# Required work
The entries below should be given again exactly, minus their pictures.

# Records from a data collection

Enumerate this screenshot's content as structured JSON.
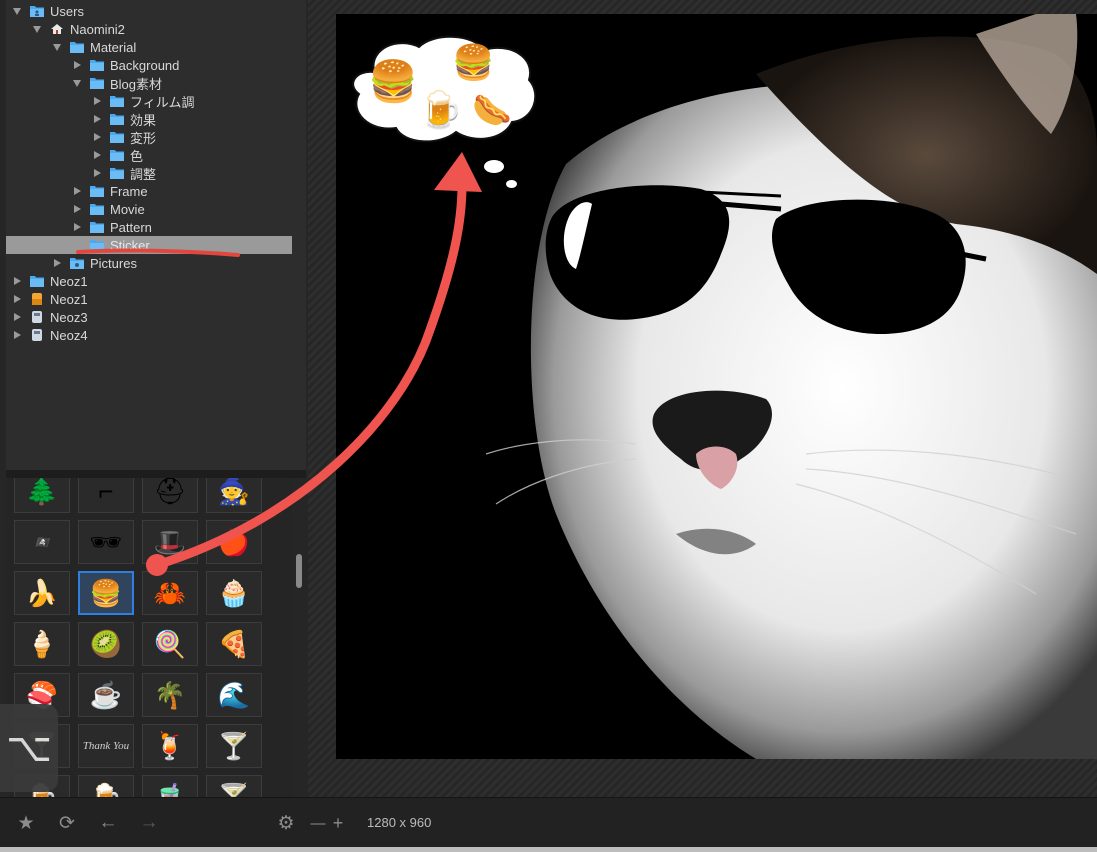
{
  "tree": {
    "items": [
      {
        "label": "Users",
        "icon": "user-folder-icon",
        "depth": 0,
        "expanded": true
      },
      {
        "label": "Naomini2",
        "icon": "home-icon",
        "depth": 1,
        "expanded": true
      },
      {
        "label": "Material",
        "icon": "folder-icon",
        "depth": 2,
        "expanded": true
      },
      {
        "label": "Background",
        "icon": "folder-icon",
        "depth": 3,
        "expanded": false
      },
      {
        "label": "Blog素材",
        "icon": "folder-icon",
        "depth": 3,
        "expanded": true
      },
      {
        "label": "フィルム調",
        "icon": "folder-icon",
        "depth": 4,
        "expanded": false
      },
      {
        "label": "効果",
        "icon": "folder-icon",
        "depth": 4,
        "expanded": false
      },
      {
        "label": "変形",
        "icon": "folder-icon",
        "depth": 4,
        "expanded": false
      },
      {
        "label": "色",
        "icon": "folder-icon",
        "depth": 4,
        "expanded": false
      },
      {
        "label": "調整",
        "icon": "folder-icon",
        "depth": 4,
        "expanded": false
      },
      {
        "label": "Frame",
        "icon": "folder-icon",
        "depth": 3,
        "expanded": false
      },
      {
        "label": "Movie",
        "icon": "folder-icon",
        "depth": 3,
        "expanded": false
      },
      {
        "label": "Pattern",
        "icon": "folder-icon",
        "depth": 3,
        "expanded": false
      },
      {
        "label": "Sticker",
        "icon": "folder-icon",
        "depth": 3,
        "expanded": false,
        "selected": true
      },
      {
        "label": "Pictures",
        "icon": "camera-folder-icon",
        "depth": 2,
        "expanded": false
      },
      {
        "label": "Neoz1",
        "icon": "folder-icon",
        "depth": 0,
        "expanded": false
      },
      {
        "label": "Neoz1",
        "icon": "drive-orange-icon",
        "depth": 0,
        "expanded": false
      },
      {
        "label": "Neoz3",
        "icon": "drive-icon",
        "depth": 0,
        "expanded": false
      },
      {
        "label": "Neoz4",
        "icon": "drive-icon",
        "depth": 0,
        "expanded": false
      }
    ]
  },
  "stickers": {
    "grid": [
      [
        "🌲",
        "⌐",
        "⛑",
        "🧙"
      ],
      [
        "🏴‍☠️",
        "🕶",
        "🎩",
        "🍎"
      ],
      [
        "🍌",
        "🍔",
        "🦀",
        "🧁"
      ],
      [
        "🍦",
        "🥝",
        "🍭",
        "🍕"
      ],
      [
        "🍣",
        "☕",
        "🌴",
        "🌊"
      ],
      [
        "🍸",
        "Thank You",
        "🍹",
        "🍸"
      ],
      [
        "🍺",
        "🍺",
        "🧋",
        "🍸"
      ]
    ],
    "selected_index": [
      2,
      1
    ]
  },
  "alt_key": {
    "glyph": "⌥"
  },
  "viewer": {
    "thought_bubble": [
      "🍔",
      "🍔",
      "🍺",
      "🌭"
    ]
  },
  "toolbar": {
    "image_size": "1280 x 960",
    "zoom_minus": "—",
    "zoom_plus": "+"
  },
  "colors": {
    "folder": "#4aa9f0",
    "selection": "#2f7fe0",
    "annotation_red": "#f0544f"
  }
}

# Solved exercise
Enumerate this screenshot's content as structured JSON.
{
  "tree": {
    "items": [
      {
        "label": "Users",
        "icon": "user-folder-icon",
        "depth": 0,
        "expanded": true
      },
      {
        "label": "Naomini2",
        "icon": "home-icon",
        "depth": 1,
        "expanded": true
      },
      {
        "label": "Material",
        "icon": "folder-icon",
        "depth": 2,
        "expanded": true
      },
      {
        "label": "Background",
        "icon": "folder-icon",
        "depth": 3,
        "expanded": false
      },
      {
        "label": "Blog素材",
        "icon": "folder-icon",
        "depth": 3,
        "expanded": true
      },
      {
        "label": "フィルム調",
        "icon": "folder-icon",
        "depth": 4,
        "expanded": false
      },
      {
        "label": "効果",
        "icon": "folder-icon",
        "depth": 4,
        "expanded": false
      },
      {
        "label": "変形",
        "icon": "folder-icon",
        "depth": 4,
        "expanded": false
      },
      {
        "label": "色",
        "icon": "folder-icon",
        "depth": 4,
        "expanded": false
      },
      {
        "label": "調整",
        "icon": "folder-icon",
        "depth": 4,
        "expanded": false
      },
      {
        "label": "Frame",
        "icon": "folder-icon",
        "depth": 3,
        "expanded": false
      },
      {
        "label": "Movie",
        "icon": "folder-icon",
        "depth": 3,
        "expanded": false
      },
      {
        "label": "Pattern",
        "icon": "folder-icon",
        "depth": 3,
        "expanded": false
      },
      {
        "label": "Sticker",
        "icon": "folder-icon",
        "depth": 3,
        "expanded": false,
        "selected": true
      },
      {
        "label": "Pictures",
        "icon": "camera-folder-icon",
        "depth": 2,
        "expanded": false
      },
      {
        "label": "Neoz1",
        "icon": "folder-icon",
        "depth": 0,
        "expanded": false
      },
      {
        "label": "Neoz1",
        "icon": "drive-orange-icon",
        "depth": 0,
        "expanded": false
      },
      {
        "label": "Neoz3",
        "icon": "drive-icon",
        "depth": 0,
        "expanded": false
      },
      {
        "label": "Neoz4",
        "icon": "drive-icon",
        "depth": 0,
        "expanded": false
      }
    ]
  },
  "stickers": {
    "grid": [
      [
        "🌲",
        "⌐",
        "⛑",
        "🧙"
      ],
      [
        "🏴‍☠️",
        "🕶",
        "🎩",
        "🍎"
      ],
      [
        "🍌",
        "🍔",
        "🦀",
        "🧁"
      ],
      [
        "🍦",
        "🥝",
        "🍭",
        "🍕"
      ],
      [
        "🍣",
        "☕",
        "🌴",
        "🌊"
      ],
      [
        "🍸",
        "Thank You",
        "🍹",
        "🍸"
      ],
      [
        "🍺",
        "🍺",
        "🧋",
        "🍸"
      ]
    ],
    "selected_index": [
      2,
      1
    ]
  },
  "alt_key": {
    "glyph": "⌥"
  },
  "viewer": {
    "thought_bubble": [
      "🍔",
      "🍔",
      "🍺",
      "🌭"
    ]
  },
  "toolbar": {
    "image_size": "1280 x 960",
    "zoom_minus": "—",
    "zoom_plus": "+"
  },
  "colors": {
    "folder": "#4aa9f0",
    "selection": "#2f7fe0",
    "annotation_red": "#f0544f"
  }
}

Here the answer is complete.